• **Exercise details**
Word for word, transcribe the lines below and drop the pictures.
-- Start of Data shown --
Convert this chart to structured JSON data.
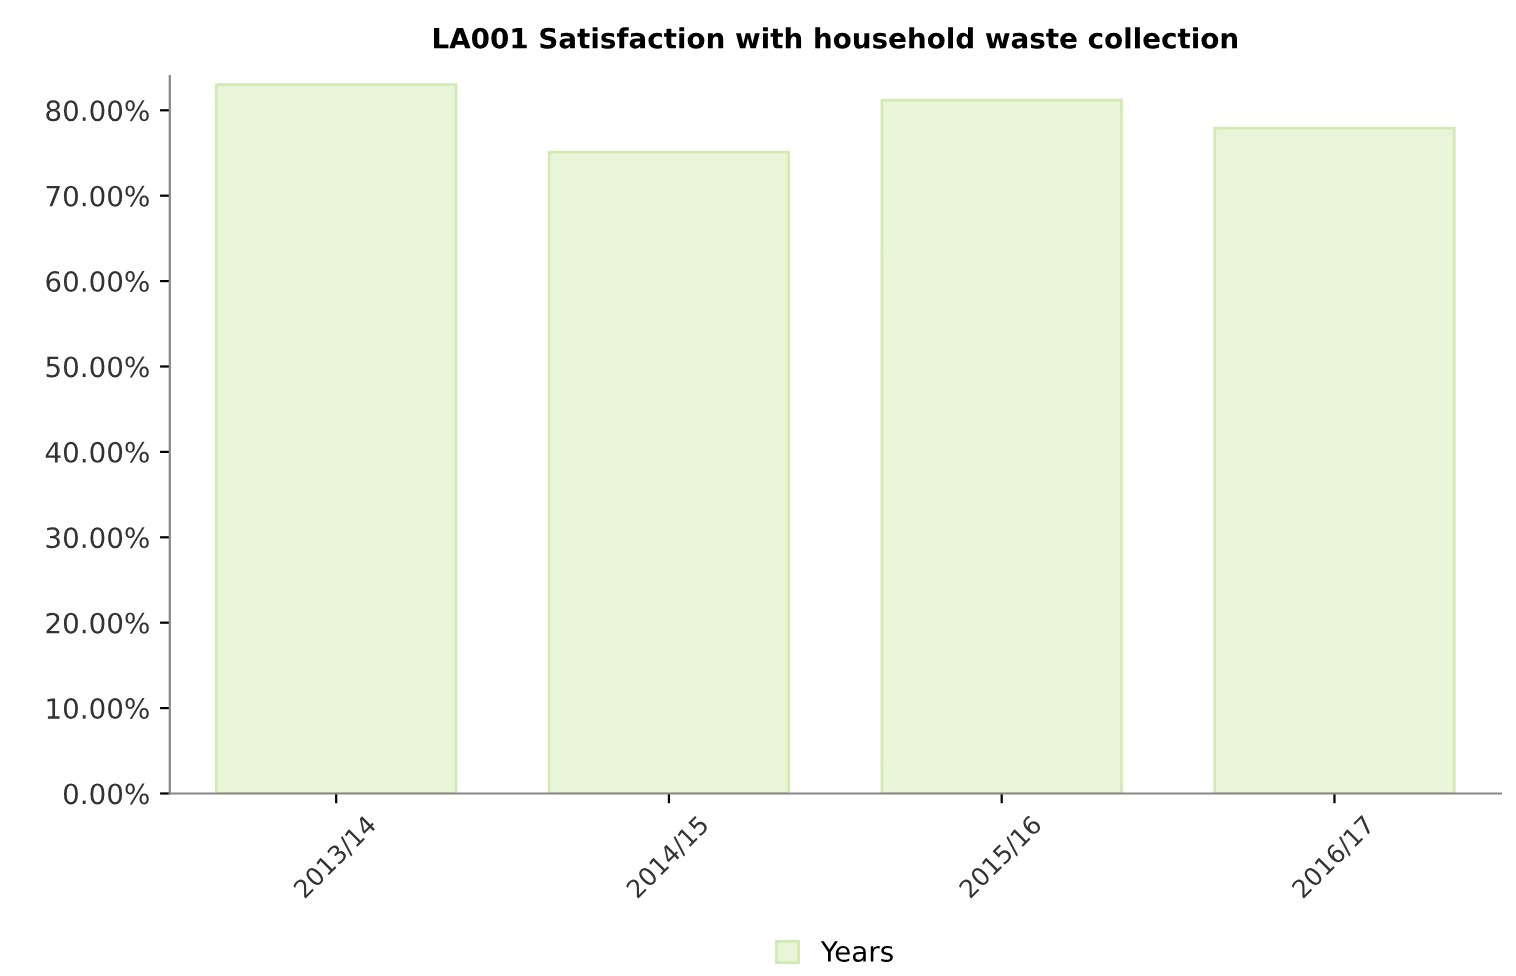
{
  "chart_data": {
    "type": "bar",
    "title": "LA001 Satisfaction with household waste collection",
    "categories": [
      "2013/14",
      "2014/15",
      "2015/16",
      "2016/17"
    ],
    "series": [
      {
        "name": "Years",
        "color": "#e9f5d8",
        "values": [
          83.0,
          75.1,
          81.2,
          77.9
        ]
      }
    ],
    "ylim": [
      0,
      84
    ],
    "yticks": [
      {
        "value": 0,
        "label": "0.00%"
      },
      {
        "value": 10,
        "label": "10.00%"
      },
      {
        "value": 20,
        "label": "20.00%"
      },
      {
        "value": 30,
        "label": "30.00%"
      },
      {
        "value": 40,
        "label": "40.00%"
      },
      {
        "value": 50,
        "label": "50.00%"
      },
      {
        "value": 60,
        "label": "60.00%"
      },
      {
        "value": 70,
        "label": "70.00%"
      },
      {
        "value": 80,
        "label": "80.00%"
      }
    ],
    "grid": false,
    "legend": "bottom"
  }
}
-- End of Data shown --
• **Output of the exercise**
Convert this chart to structured JSON data.
{
  "chart_data": {
    "type": "bar",
    "title": "LA001 Satisfaction with household waste collection",
    "categories": [
      "2013/14",
      "2014/15",
      "2015/16",
      "2016/17"
    ],
    "series": [
      {
        "name": "Years",
        "color": "#e9f5d8",
        "values": [
          83.0,
          75.1,
          81.2,
          77.9
        ]
      }
    ],
    "ylim": [
      0,
      84
    ],
    "yticks": [
      {
        "value": 0,
        "label": "0.00%"
      },
      {
        "value": 10,
        "label": "10.00%"
      },
      {
        "value": 20,
        "label": "20.00%"
      },
      {
        "value": 30,
        "label": "30.00%"
      },
      {
        "value": 40,
        "label": "40.00%"
      },
      {
        "value": 50,
        "label": "50.00%"
      },
      {
        "value": 60,
        "label": "60.00%"
      },
      {
        "value": 70,
        "label": "70.00%"
      },
      {
        "value": 80,
        "label": "80.00%"
      }
    ],
    "grid": false,
    "legend": "bottom"
  }
}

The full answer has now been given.